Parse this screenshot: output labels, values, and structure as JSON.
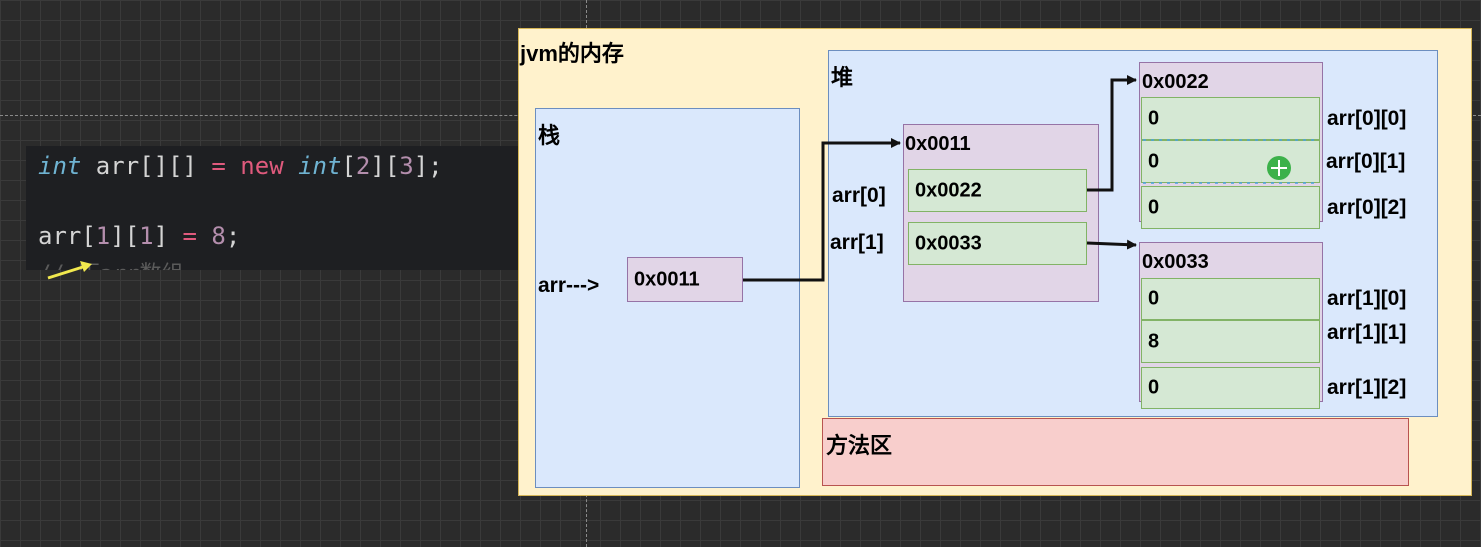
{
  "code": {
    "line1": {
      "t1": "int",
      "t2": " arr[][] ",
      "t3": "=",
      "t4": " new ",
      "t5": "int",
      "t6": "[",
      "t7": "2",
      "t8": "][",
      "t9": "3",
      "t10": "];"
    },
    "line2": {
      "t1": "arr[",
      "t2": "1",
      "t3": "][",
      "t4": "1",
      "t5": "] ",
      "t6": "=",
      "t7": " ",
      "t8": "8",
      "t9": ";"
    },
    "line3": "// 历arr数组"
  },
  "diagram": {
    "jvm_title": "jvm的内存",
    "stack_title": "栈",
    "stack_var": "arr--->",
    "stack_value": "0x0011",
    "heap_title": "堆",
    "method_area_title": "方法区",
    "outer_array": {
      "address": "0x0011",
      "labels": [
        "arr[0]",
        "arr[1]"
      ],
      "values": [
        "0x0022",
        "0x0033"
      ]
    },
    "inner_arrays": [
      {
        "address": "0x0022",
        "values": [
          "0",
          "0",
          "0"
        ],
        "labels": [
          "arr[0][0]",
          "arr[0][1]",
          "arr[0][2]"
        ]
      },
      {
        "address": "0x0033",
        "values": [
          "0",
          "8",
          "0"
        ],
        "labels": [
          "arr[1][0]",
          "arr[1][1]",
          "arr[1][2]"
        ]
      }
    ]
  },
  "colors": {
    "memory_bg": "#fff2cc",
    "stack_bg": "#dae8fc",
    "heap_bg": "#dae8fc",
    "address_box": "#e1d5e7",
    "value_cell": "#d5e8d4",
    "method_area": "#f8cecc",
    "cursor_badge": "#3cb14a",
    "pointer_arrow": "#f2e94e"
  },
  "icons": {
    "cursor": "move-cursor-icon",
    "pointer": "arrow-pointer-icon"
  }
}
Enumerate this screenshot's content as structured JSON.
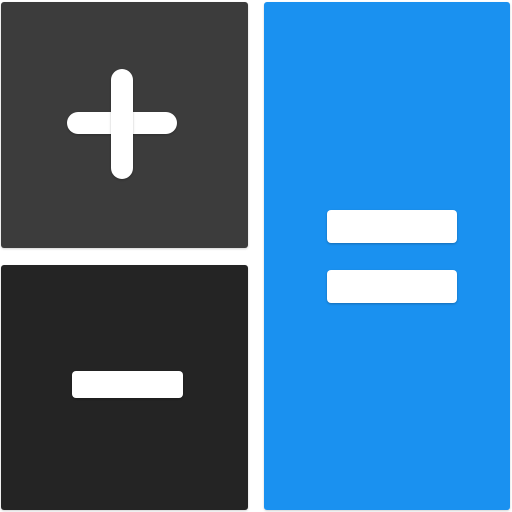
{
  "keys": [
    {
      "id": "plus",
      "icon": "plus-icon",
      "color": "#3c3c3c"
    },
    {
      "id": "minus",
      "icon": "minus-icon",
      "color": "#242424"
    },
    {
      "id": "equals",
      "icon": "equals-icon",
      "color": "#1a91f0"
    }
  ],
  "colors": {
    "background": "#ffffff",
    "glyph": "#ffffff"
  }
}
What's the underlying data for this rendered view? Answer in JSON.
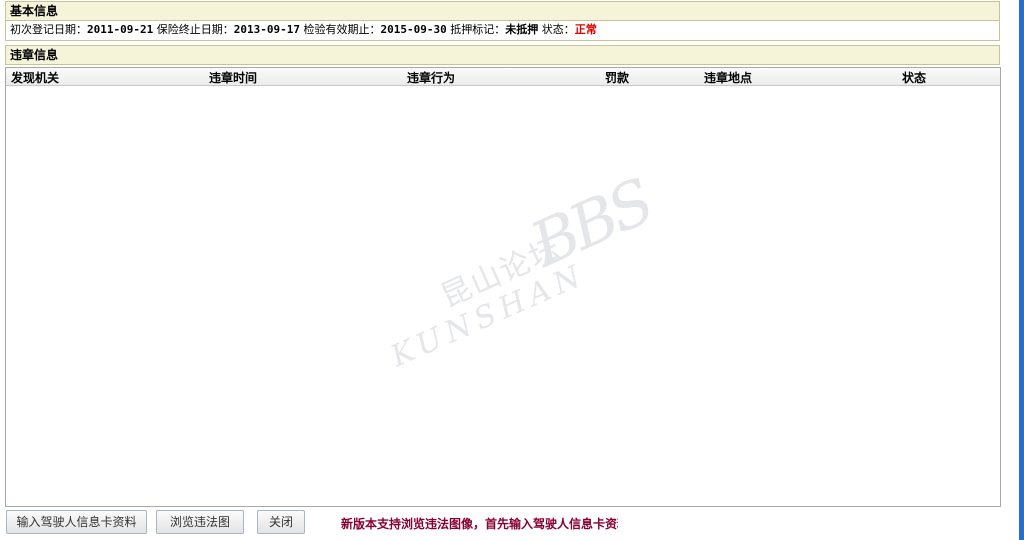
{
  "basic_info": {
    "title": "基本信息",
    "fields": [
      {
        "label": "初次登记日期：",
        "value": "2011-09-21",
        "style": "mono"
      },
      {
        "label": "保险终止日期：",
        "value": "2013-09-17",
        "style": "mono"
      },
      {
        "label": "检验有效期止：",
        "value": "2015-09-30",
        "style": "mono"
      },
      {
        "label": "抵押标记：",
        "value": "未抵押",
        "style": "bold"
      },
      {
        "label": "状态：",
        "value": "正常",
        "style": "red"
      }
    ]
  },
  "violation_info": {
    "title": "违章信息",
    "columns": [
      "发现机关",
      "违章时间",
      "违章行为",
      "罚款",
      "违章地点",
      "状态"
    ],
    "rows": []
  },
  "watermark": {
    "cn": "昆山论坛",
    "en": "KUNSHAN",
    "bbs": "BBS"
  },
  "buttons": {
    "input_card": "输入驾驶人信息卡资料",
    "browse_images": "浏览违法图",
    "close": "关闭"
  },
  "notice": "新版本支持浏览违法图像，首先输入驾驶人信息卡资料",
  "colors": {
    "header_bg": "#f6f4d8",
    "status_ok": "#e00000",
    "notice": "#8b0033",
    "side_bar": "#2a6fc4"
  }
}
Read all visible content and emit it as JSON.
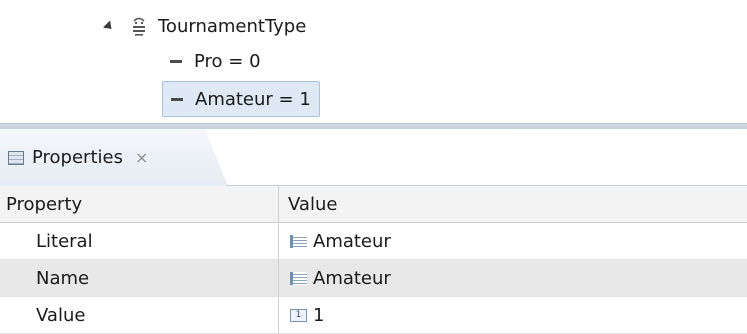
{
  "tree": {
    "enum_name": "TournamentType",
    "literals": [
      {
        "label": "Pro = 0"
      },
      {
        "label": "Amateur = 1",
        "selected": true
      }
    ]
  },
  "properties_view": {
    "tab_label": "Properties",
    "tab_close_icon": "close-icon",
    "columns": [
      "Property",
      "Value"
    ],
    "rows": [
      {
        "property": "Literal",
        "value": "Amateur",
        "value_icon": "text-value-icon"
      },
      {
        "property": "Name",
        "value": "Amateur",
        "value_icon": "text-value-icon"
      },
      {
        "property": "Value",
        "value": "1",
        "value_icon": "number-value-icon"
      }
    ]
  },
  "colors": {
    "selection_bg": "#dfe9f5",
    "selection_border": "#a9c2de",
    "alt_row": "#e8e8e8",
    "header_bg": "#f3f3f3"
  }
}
▬▬▬▬▬▬
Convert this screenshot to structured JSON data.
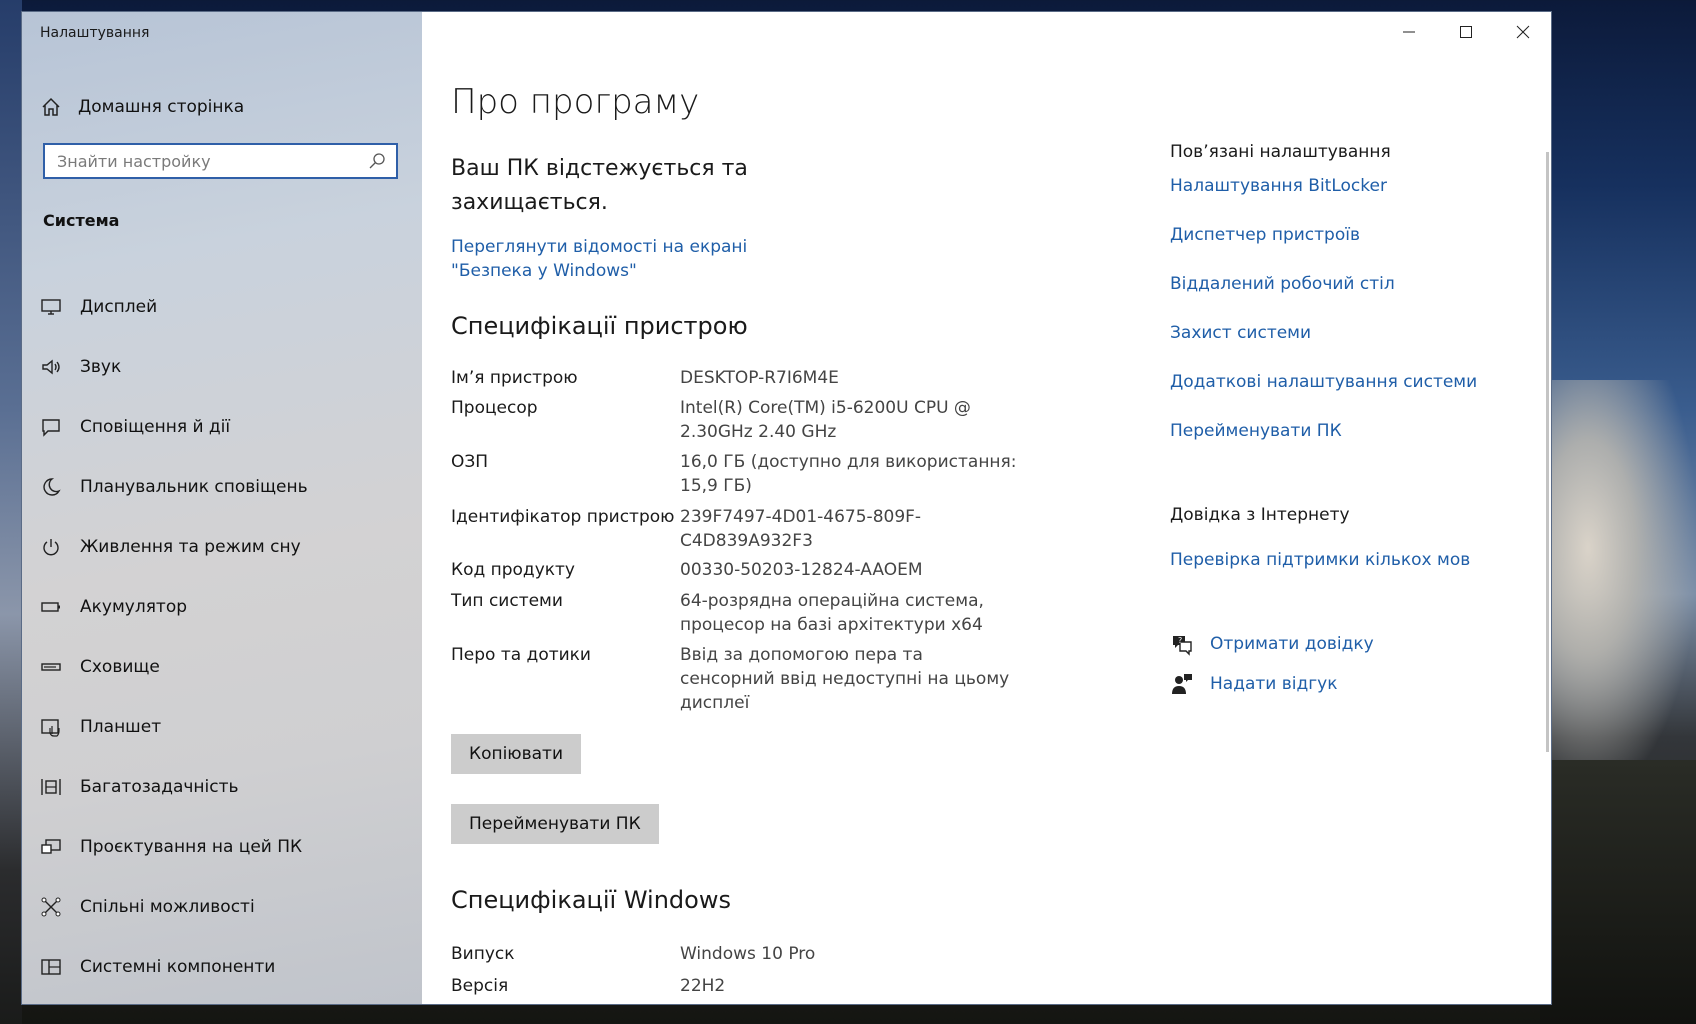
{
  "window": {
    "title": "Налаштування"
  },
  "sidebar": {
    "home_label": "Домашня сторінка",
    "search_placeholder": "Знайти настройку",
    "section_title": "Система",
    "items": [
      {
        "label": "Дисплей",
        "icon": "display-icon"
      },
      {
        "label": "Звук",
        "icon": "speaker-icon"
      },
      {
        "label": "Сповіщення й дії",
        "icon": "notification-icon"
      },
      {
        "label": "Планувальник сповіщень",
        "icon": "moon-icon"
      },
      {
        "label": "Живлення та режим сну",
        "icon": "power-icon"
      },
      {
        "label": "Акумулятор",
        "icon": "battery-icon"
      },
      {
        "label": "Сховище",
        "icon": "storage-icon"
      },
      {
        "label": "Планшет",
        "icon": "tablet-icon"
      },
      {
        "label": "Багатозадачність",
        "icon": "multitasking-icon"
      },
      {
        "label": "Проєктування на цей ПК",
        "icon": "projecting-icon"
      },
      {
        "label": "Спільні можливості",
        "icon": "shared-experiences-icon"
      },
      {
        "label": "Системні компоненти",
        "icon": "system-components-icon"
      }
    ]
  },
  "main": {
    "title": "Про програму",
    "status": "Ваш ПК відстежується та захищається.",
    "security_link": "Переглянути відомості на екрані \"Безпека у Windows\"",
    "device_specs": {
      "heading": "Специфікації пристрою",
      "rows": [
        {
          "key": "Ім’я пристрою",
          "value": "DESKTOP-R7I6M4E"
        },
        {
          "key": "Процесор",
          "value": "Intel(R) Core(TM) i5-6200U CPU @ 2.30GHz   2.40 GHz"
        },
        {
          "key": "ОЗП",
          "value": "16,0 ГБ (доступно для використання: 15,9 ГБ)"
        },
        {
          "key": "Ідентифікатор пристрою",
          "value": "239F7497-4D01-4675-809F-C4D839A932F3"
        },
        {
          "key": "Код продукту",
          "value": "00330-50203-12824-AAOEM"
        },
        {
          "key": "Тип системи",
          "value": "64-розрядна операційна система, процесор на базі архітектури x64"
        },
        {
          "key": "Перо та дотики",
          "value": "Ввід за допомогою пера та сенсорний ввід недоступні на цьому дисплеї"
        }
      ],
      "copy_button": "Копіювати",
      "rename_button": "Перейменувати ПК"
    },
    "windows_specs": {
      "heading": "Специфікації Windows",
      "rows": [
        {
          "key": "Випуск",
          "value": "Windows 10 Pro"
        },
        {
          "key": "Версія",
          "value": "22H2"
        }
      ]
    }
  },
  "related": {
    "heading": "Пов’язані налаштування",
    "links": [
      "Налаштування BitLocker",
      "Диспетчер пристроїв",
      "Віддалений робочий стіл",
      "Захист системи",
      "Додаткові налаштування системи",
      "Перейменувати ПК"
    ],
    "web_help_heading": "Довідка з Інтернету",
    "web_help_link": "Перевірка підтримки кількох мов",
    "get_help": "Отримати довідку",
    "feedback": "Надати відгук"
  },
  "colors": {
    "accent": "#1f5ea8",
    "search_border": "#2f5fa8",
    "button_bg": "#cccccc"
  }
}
▬▬▬▬▬▬
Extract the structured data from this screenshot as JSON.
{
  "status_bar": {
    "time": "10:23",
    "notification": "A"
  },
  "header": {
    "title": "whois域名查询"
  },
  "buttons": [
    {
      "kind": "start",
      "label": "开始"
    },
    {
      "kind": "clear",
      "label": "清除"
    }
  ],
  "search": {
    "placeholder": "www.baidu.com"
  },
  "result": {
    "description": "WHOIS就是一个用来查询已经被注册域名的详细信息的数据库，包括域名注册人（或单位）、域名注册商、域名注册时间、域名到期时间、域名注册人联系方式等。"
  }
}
▬▬▬▬▬▬
Show every line of the records above that contains the word "JSON".

▶ **TASK SOLUTION**
Parse this screenshot: output labels, values, and structure as JSON.
Enumerate this screenshot's content as structured JSON.
What's the underlying data for this rendered view? Answer in JSON.
Read all visible content and emit it as JSON.
Convert this screenshot to structured JSON data.
Extract the structured data from this screenshot as JSON.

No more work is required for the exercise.